→ Stated problem A: Using the passage about Uetz below, decide whether each of these statements agrees with it: (i) Uetz was a leader in UD's first Earth Day celebration in 1970; (ii) Uetz worked as a speech writer on the lawyer's 1972 Senate campaign; (iii) Uetz advises aspiring scientists to stay away from online resources. For each, answer yes or no and quote the words of the passage that decide it.
─── Source excerpt
Across campus, Uetz was involved in the Graduate Council, took part in protests against the Vietnam War, and served as a leader in UD’s first Earth Day celebration in 1970, an experience that instilled in him a lifelong commitment to the environment.
That commitment to the environment inspired Uetz to team up with a local lawyer and New Castle County Councilman as they fought to secure the future of White Clay Creek and to oppose the building of a refinery on wetlands in southern New Castle County. Later, when that lawyer ran his first Senate campaign in 1972, Uetz stayed on board as an environmental adviser and speech writer. He produced white papers that helped lay the foundation for the environmental policies and viewpoints of this early-career politician who we now know as the 46th President of the United States, Joseph R. Biden, Jr.
Advice for future scientists
Although much has changed about college life since Uetz was a UD student, the living world is still perilously threatened and Uetz said future ecologists must be ready to address that challenge. He encourages aspiring scientists to explore the multitude of resources available online but also hopes they get out of the classroom as early and as often as possible to benefit from the same breadth of experience he gained during his time as a student. Developing a deep connection and commitment to nature will make new graduates more competitive when they enter the job market, he said. And Uetz knows that Delaware can help foster that connection, especially for aspiring entomologists.
──────
─── Record extracts
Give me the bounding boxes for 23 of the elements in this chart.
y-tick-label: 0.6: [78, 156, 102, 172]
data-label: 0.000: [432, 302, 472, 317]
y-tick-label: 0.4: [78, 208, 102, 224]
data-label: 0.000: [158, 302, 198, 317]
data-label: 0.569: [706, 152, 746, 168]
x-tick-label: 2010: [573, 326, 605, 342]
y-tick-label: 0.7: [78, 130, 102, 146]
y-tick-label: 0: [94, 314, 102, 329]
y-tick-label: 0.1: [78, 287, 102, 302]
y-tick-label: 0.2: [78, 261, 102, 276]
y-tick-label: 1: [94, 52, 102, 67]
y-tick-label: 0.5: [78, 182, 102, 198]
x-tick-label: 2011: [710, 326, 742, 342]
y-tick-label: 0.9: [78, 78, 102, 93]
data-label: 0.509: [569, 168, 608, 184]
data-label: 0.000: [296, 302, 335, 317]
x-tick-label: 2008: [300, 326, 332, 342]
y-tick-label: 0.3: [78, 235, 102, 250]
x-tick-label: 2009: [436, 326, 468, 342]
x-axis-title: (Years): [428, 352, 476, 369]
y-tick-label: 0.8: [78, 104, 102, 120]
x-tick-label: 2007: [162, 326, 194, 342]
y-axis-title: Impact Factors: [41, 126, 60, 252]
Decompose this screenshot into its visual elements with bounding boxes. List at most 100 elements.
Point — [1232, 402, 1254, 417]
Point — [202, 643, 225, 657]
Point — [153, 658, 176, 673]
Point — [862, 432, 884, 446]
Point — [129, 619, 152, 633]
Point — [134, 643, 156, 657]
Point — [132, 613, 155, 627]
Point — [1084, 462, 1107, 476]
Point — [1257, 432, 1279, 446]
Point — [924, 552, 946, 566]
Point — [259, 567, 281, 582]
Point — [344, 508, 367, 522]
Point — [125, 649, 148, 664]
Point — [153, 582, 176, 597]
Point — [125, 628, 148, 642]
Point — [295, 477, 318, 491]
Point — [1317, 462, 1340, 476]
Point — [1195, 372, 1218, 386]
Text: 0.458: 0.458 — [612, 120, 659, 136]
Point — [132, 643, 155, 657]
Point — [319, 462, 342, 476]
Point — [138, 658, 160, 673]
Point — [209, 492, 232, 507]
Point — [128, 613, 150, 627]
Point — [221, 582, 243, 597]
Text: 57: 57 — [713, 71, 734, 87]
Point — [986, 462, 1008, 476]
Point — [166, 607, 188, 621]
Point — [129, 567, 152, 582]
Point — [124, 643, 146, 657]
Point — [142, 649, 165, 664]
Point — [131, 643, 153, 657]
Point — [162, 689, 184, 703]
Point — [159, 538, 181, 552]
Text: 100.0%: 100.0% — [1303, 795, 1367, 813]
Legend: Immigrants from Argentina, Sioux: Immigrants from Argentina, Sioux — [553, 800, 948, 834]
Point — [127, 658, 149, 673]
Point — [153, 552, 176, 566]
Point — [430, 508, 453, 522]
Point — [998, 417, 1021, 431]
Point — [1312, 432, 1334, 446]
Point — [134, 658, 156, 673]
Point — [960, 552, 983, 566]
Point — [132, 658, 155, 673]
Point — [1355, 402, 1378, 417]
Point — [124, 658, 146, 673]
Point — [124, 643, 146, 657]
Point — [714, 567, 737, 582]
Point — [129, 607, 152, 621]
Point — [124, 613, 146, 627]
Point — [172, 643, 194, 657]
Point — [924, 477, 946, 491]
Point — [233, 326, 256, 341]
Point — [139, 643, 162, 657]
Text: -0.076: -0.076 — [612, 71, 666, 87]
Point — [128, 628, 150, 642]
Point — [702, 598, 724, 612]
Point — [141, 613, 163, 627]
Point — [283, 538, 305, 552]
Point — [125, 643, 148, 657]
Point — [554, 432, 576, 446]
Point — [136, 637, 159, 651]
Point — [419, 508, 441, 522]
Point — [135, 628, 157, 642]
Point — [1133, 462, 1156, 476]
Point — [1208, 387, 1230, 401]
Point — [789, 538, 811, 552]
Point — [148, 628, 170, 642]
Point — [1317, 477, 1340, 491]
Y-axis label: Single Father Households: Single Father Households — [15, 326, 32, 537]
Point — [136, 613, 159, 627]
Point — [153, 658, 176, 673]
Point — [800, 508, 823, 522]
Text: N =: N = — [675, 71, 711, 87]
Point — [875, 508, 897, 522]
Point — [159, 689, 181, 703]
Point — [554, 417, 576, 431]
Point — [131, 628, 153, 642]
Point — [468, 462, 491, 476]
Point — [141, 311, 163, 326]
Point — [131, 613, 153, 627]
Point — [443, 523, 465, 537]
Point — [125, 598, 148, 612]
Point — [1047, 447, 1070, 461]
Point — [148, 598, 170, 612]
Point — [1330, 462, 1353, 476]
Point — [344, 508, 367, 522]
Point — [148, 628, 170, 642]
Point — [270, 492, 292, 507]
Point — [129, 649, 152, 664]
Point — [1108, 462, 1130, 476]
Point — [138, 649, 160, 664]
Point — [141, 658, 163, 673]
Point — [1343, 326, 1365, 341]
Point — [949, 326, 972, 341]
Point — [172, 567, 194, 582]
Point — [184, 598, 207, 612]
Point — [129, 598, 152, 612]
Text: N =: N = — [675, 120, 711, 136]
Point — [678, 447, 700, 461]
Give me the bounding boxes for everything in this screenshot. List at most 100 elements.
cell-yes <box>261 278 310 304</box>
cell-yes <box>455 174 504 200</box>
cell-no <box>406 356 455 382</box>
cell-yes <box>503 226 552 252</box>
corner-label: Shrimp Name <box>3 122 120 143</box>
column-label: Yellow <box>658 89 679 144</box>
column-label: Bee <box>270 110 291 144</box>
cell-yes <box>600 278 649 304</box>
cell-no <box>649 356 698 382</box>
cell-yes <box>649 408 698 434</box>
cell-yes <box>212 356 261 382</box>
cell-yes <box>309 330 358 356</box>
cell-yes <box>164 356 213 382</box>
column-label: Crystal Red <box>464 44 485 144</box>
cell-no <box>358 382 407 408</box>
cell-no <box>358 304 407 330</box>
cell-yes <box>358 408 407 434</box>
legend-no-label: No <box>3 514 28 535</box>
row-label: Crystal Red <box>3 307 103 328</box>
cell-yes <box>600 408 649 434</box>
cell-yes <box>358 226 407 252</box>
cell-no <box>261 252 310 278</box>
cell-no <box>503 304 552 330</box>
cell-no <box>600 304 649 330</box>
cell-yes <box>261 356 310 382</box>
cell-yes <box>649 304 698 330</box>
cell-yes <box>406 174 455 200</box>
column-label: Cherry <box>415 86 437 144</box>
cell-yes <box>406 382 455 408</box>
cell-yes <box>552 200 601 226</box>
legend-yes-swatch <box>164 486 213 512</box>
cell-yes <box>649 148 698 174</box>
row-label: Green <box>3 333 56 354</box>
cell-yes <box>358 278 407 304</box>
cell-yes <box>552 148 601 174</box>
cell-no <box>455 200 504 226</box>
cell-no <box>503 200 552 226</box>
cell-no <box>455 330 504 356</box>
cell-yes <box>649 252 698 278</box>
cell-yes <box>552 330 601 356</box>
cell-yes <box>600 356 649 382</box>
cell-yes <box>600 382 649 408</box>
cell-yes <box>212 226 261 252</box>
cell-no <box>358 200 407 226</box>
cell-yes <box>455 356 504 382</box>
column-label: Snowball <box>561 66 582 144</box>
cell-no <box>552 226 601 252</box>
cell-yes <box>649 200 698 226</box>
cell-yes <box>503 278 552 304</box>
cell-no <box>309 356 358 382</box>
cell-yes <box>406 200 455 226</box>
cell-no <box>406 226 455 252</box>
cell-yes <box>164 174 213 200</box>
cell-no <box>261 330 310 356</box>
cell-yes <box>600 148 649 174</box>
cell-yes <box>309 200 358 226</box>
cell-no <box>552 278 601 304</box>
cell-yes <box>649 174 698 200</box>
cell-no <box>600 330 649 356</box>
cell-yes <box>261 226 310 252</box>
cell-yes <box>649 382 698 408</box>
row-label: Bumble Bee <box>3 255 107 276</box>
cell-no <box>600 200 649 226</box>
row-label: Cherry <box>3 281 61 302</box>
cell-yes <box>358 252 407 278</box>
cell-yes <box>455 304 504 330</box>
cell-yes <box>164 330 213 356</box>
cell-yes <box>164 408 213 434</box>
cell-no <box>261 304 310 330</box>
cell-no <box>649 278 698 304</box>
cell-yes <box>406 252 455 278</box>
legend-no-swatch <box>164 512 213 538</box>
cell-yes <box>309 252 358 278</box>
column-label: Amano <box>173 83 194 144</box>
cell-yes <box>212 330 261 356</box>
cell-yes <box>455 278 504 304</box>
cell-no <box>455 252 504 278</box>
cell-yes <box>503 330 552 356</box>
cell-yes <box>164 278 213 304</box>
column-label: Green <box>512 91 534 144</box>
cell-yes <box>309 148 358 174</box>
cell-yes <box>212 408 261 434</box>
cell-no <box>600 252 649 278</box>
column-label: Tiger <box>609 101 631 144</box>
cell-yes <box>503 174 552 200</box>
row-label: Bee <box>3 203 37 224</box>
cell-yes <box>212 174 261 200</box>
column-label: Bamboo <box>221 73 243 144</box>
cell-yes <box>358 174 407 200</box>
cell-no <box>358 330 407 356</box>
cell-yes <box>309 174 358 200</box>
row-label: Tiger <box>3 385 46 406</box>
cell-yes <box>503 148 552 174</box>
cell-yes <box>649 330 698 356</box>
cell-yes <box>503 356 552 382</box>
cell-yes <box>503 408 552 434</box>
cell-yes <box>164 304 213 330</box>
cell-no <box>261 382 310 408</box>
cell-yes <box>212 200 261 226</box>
──────
→ Stated problem B: Echo the listing above from its first line through the line containing "Point — [128, 613, 150, 627]", both ends included.

→ Written answer A:
(i) Yes: "served as a leader in UD’s first Earth Day celebration in 1970"
(ii) Yes: "Uetz stayed on board as an environmental adviser and speech writer"
(iii) No: "He encourages aspiring scientists to explore the multitude of resources available online"

→ Written answer B:
Give me the bounding boxes for 23 of the elements in this chart.
y-tick-label: 0.6: [78, 156, 102, 172]
data-label: 0.000: [432, 302, 472, 317]
y-tick-label: 0.4: [78, 208, 102, 224]
data-label: 0.000: [158, 302, 198, 317]
data-label: 0.569: [706, 152, 746, 168]
x-tick-label: 2010: [573, 326, 605, 342]
y-tick-label: 0.7: [78, 130, 102, 146]
y-tick-label: 0: [94, 314, 102, 329]
y-tick-label: 0.1: [78, 287, 102, 302]
y-tick-label: 0.2: [78, 261, 102, 276]
y-tick-label: 1: [94, 52, 102, 67]
y-tick-label: 0.5: [78, 182, 102, 198]
x-tick-label: 2011: [710, 326, 742, 342]
y-tick-label: 0.9: [78, 78, 102, 93]
data-label: 0.509: [569, 168, 608, 184]
data-label: 0.000: [296, 302, 335, 317]
x-tick-label: 2008: [300, 326, 332, 342]
y-tick-label: 0.3: [78, 235, 102, 250]
x-tick-label: 2009: [436, 326, 468, 342]
x-axis-title: (Years): [428, 352, 476, 369]
y-tick-label: 0.8: [78, 104, 102, 120]
x-tick-label: 2007: [162, 326, 194, 342]
y-axis-title: Impact Factors: [41, 126, 60, 252]
Decompose this screenshot into its visual elements with bounding boxes. List at most 100 elements.
Point — [1232, 402, 1254, 417]
Point — [202, 643, 225, 657]
Point — [153, 658, 176, 673]
Point — [862, 432, 884, 446]
Point — [129, 619, 152, 633]
Point — [134, 643, 156, 657]
Point — [132, 613, 155, 627]
Point — [1084, 462, 1107, 476]
Point — [1257, 432, 1279, 446]
Point — [924, 552, 946, 566]
Point — [259, 567, 281, 582]
Point — [344, 508, 367, 522]
Point — [125, 649, 148, 664]
Point — [153, 582, 176, 597]
Point — [125, 628, 148, 642]
Point — [295, 477, 318, 491]
Point — [1317, 462, 1340, 476]
Point — [1195, 372, 1218, 386]
Text: 0.458: 0.458 — [612, 120, 659, 136]
Point — [132, 643, 155, 657]
Point — [319, 462, 342, 476]
Point — [138, 658, 160, 673]
Point — [209, 492, 232, 507]
Point — [128, 613, 150, 627]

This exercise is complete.